### Problem details
Which lines hold the word "color"? Copy each of them.

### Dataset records
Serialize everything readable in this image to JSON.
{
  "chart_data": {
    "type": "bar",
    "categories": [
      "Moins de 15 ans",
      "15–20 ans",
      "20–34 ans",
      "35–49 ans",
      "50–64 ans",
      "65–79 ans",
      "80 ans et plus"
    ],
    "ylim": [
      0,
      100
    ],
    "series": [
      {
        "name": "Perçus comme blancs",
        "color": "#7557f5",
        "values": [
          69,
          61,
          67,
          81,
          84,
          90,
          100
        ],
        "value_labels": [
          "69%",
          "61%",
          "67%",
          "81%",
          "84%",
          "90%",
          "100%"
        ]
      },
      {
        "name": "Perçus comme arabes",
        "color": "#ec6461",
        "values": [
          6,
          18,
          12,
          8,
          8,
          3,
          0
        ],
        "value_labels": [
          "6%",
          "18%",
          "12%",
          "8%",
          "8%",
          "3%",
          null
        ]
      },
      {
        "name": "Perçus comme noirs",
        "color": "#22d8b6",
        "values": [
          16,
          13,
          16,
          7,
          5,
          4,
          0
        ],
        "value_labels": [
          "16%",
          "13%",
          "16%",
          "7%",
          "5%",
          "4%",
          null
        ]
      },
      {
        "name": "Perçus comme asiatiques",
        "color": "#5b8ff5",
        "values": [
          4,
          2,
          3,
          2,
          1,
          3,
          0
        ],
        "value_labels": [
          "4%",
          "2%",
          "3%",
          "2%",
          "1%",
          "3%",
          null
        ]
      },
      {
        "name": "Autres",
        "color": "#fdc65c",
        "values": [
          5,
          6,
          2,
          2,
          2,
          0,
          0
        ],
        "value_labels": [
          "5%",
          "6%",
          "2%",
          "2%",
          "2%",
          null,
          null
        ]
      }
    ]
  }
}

### Completed task
        "color": "#7557f5",
        "color": "#ec6461",
        "color": "#22d8b6",
        "color": "#5b8ff5",
        "color": "#fdc65c",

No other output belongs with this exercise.